**The request:**
Show all lines from the listing below that contain "text".

**Task material:**

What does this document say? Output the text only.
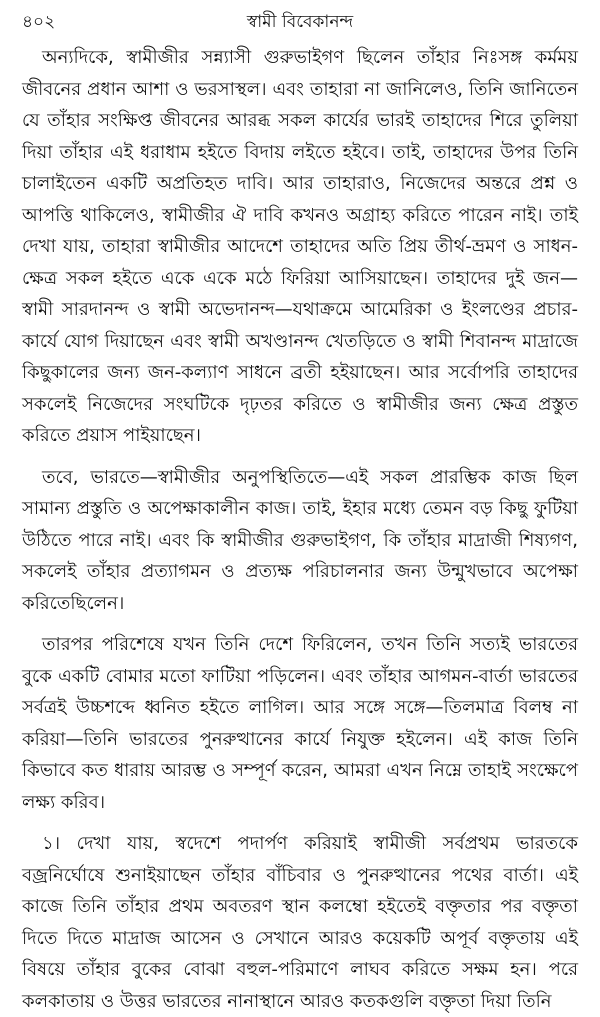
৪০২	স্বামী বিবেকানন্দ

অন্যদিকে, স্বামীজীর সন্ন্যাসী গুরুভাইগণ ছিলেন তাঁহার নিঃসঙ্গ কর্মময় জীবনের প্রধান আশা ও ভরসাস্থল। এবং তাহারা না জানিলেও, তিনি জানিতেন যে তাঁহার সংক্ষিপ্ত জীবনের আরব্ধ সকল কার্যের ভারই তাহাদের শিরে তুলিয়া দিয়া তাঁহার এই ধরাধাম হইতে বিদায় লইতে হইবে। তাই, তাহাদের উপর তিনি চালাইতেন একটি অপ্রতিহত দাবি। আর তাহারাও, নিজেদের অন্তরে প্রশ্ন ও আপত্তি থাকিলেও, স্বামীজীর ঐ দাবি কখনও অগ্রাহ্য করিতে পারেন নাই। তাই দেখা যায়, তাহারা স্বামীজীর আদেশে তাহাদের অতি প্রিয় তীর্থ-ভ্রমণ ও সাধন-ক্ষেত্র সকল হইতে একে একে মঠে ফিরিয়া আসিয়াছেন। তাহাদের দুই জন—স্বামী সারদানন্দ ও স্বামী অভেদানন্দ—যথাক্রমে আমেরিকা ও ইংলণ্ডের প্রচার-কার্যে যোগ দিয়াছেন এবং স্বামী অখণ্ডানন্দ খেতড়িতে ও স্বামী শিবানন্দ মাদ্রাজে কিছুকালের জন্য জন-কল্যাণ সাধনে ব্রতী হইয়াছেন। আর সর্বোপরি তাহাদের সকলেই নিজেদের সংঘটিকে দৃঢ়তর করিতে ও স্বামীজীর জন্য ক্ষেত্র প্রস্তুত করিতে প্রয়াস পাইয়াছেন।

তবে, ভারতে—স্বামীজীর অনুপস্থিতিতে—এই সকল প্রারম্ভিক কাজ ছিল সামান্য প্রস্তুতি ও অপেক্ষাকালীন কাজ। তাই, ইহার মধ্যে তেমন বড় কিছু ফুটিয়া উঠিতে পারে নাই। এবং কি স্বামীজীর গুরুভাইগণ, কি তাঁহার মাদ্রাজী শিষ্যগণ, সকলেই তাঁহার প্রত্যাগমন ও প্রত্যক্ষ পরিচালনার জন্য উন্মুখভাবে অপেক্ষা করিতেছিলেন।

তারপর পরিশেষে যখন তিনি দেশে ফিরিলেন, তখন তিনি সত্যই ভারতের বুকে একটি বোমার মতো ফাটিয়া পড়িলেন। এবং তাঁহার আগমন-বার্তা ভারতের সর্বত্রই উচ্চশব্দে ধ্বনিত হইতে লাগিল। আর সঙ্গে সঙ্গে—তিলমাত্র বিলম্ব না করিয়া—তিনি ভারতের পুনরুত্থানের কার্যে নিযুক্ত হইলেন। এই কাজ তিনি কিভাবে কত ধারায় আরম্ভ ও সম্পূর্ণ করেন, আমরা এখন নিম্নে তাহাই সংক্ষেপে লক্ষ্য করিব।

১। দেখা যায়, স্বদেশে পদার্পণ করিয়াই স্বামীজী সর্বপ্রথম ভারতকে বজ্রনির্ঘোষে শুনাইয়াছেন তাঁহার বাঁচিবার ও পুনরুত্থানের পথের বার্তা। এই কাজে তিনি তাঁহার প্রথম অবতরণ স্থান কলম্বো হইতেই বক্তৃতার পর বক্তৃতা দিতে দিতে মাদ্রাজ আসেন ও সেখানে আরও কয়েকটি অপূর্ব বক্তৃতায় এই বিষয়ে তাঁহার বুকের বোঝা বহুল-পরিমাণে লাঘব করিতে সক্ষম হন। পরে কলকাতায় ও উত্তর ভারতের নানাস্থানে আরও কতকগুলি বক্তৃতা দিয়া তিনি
==
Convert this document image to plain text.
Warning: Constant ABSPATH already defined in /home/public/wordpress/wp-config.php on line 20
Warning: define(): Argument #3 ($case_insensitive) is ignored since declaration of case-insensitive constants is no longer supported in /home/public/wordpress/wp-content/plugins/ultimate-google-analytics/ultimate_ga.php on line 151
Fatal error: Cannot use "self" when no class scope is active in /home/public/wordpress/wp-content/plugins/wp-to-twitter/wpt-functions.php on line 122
* * *
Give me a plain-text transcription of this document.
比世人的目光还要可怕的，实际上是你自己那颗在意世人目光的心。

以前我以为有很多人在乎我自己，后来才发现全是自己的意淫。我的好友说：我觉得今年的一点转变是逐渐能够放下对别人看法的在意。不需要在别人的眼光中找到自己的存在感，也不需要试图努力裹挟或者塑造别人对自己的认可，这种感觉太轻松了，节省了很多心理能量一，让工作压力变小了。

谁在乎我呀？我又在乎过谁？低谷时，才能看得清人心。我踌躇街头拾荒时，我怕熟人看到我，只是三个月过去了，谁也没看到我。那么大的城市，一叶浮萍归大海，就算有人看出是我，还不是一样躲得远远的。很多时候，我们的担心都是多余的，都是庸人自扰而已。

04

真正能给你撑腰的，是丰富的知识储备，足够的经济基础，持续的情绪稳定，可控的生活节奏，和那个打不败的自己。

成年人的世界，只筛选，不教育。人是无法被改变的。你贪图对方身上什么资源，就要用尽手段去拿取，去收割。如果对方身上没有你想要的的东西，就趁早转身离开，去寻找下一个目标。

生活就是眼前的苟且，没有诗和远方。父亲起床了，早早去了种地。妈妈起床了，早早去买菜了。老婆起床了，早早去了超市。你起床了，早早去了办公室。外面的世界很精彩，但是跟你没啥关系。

**Expected answer:**
What does this document say? Output the text only.
Convert this document image to plain text.
Give me a plain-text transcription of this document.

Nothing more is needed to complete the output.